(WORK TO DO): Go through the records below and copy out only the lines that contain the string "Gorontalo", treating uppercase and lowercase letters as different.

(RECORDS SHOWN):
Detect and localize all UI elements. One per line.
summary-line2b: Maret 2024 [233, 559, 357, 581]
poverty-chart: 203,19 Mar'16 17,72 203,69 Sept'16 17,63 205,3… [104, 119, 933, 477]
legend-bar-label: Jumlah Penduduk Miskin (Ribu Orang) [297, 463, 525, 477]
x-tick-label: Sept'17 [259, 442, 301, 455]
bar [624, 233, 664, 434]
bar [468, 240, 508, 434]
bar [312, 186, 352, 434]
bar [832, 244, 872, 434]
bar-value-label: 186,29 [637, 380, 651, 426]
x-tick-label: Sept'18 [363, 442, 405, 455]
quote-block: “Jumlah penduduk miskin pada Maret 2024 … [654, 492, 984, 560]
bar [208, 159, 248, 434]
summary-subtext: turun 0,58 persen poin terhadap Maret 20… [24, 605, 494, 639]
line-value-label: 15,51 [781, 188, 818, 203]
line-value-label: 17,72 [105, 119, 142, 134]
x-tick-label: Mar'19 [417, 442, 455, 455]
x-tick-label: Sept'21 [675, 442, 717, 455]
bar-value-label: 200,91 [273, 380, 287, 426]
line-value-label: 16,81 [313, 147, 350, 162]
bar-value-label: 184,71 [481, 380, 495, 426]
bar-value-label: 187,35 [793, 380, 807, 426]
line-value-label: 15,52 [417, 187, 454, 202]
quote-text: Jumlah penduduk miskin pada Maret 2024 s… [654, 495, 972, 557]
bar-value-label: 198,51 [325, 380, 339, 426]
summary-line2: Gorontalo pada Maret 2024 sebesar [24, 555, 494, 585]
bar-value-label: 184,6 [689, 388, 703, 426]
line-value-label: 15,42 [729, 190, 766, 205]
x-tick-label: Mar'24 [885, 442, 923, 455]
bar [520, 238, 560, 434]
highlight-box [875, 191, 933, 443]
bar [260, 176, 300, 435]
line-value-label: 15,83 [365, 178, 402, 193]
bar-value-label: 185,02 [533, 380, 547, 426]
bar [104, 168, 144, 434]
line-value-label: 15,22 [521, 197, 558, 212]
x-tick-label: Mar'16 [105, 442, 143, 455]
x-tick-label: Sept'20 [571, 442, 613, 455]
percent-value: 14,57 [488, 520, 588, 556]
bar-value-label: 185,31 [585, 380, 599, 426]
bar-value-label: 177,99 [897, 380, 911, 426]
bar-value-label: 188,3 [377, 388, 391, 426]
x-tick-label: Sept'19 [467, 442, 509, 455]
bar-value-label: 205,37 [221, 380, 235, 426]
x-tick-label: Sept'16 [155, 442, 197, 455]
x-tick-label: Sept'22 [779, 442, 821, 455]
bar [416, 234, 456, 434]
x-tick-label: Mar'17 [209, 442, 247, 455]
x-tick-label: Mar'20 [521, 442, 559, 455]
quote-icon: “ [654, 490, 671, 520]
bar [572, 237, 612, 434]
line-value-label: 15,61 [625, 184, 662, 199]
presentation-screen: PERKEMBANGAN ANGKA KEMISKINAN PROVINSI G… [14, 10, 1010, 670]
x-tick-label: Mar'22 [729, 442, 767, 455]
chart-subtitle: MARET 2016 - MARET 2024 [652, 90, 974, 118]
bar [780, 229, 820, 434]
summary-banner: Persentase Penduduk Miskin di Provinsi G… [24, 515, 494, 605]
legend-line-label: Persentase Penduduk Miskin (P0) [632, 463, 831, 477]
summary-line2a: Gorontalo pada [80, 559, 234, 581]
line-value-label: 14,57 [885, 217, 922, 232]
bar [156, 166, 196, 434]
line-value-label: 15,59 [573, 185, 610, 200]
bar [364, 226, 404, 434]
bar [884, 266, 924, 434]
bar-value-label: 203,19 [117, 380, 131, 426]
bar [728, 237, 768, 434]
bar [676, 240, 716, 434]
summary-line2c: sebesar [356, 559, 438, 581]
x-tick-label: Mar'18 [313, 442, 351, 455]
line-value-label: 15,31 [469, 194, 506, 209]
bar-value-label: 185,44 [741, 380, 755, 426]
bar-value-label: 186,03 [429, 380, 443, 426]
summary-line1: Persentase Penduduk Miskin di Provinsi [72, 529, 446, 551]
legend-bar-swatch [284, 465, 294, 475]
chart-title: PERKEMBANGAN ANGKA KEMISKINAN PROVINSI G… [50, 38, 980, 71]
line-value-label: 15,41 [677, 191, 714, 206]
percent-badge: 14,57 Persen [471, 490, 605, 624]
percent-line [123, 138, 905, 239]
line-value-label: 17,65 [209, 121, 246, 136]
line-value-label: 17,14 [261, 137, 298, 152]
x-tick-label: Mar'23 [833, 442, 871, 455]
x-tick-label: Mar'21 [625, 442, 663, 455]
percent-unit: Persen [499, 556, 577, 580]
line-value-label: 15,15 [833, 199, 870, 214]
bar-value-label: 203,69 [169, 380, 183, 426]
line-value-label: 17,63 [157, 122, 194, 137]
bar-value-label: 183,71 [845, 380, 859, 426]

(ANSWER TO THE EXERCISE):
summary-line2: Gorontalo pada Maret 2024 sebesar [24, 555, 494, 585]
summary-line2a: Gorontalo pada [80, 559, 234, 581]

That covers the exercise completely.